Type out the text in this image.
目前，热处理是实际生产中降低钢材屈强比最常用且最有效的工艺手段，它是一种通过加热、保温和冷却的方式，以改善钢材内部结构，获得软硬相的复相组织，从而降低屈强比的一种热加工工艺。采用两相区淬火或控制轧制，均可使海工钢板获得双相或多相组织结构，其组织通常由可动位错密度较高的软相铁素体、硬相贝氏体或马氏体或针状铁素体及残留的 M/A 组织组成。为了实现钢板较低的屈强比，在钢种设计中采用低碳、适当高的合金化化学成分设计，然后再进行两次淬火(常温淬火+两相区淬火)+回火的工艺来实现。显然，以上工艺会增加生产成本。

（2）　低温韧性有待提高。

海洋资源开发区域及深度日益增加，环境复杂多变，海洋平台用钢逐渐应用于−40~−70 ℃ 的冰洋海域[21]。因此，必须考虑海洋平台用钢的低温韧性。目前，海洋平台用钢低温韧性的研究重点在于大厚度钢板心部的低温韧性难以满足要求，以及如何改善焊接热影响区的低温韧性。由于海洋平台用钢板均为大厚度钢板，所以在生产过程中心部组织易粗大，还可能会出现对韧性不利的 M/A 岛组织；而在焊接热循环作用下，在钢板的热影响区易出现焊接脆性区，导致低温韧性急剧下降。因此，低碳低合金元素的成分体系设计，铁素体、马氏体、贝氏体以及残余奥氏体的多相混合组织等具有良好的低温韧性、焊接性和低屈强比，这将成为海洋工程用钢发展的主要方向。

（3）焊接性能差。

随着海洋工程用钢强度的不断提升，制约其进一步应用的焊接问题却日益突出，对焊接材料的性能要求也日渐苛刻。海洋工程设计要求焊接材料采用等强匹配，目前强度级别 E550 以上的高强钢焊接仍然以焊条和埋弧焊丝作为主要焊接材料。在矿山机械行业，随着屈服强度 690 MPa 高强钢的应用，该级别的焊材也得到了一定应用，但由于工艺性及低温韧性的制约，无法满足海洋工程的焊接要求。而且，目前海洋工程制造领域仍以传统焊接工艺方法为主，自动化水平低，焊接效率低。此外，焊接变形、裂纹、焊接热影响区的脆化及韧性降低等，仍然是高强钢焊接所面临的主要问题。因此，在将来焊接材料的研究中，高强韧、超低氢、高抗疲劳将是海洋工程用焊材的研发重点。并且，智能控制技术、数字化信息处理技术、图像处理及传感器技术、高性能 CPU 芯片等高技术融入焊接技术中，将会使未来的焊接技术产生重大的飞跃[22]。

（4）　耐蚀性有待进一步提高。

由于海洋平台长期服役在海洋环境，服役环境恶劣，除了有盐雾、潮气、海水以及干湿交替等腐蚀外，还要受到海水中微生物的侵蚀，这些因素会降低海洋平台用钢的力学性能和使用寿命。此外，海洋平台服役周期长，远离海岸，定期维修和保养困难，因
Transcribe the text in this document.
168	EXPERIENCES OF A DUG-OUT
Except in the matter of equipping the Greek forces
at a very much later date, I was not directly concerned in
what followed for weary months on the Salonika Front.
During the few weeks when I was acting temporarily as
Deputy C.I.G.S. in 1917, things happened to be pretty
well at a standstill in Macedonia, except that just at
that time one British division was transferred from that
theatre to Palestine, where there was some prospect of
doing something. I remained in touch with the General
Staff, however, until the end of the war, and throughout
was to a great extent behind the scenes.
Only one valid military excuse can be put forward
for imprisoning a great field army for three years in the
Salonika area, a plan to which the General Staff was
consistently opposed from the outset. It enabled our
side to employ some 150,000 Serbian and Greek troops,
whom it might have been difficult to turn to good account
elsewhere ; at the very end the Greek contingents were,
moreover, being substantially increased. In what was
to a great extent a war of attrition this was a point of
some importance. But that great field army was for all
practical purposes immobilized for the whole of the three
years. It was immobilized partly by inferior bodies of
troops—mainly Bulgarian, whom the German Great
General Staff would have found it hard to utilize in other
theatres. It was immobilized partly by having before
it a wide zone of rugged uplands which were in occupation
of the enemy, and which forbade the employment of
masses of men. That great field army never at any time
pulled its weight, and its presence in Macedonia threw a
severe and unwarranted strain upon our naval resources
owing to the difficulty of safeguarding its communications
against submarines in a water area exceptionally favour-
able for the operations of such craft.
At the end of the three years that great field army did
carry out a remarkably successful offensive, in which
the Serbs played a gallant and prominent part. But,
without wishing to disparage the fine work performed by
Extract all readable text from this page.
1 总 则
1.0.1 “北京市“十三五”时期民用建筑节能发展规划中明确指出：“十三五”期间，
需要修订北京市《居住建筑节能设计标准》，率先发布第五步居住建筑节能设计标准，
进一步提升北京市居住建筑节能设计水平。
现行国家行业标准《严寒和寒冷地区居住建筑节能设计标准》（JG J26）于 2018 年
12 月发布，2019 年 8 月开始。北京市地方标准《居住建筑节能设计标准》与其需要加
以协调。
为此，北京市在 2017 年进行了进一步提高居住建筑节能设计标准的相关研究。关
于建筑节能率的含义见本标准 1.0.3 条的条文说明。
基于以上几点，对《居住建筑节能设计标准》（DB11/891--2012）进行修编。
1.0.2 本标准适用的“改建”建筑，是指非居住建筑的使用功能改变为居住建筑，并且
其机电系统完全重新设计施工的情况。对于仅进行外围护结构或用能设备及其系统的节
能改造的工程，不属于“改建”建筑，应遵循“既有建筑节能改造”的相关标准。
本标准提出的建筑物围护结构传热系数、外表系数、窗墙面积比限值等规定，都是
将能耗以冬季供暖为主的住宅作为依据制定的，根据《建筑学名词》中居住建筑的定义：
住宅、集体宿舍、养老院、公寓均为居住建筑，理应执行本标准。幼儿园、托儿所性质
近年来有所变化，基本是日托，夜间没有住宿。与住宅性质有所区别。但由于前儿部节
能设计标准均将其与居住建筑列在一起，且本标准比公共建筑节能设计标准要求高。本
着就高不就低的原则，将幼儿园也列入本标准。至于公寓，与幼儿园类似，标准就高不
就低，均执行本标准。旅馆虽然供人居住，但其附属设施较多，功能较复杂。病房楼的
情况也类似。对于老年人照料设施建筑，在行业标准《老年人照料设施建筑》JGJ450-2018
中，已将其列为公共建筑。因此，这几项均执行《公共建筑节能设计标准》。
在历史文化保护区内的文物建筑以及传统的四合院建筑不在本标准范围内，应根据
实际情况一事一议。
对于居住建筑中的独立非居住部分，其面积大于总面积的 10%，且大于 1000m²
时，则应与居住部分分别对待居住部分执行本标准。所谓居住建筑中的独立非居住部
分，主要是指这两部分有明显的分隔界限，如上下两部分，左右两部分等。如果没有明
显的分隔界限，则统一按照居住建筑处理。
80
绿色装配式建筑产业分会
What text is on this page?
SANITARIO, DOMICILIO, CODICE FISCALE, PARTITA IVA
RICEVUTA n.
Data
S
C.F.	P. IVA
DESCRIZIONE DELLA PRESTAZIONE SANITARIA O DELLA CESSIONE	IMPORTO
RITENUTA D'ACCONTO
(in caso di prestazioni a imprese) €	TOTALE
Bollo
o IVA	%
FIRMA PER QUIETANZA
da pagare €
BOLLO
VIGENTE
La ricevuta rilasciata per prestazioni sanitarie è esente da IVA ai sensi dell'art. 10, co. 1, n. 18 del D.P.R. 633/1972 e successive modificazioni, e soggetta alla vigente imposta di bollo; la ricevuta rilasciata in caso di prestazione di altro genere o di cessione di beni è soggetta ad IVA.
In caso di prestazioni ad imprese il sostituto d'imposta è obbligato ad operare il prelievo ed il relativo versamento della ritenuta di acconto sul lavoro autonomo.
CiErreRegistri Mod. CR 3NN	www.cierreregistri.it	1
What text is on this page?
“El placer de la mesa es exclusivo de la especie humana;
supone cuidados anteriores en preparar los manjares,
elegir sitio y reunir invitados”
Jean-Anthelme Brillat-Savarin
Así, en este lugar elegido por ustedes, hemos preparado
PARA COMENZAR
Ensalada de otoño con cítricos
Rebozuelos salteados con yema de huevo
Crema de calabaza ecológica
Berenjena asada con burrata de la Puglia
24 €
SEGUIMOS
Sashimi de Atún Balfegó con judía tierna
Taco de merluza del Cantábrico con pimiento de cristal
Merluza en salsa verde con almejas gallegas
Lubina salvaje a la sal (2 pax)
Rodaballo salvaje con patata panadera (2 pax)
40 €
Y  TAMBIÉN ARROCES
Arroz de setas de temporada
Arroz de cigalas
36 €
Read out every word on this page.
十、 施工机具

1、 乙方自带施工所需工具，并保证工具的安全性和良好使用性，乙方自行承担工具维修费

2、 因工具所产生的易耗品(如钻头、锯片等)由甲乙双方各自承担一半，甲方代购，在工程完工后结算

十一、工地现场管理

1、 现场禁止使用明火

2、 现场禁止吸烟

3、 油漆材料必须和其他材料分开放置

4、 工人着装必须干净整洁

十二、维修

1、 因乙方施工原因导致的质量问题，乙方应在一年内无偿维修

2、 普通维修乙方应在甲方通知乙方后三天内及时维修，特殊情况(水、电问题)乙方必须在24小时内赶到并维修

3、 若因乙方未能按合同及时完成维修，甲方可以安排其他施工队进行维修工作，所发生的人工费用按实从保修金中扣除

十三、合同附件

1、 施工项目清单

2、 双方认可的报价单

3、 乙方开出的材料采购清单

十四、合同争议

Problem statement:
Find all lines where the word "army" appears. Copy them.

Solution for this problem:
for imprisoning a great field army for three years in the
some importance. But that great field army was for all
masses of men. That great field army never at any time
At the end of the three years that great field army did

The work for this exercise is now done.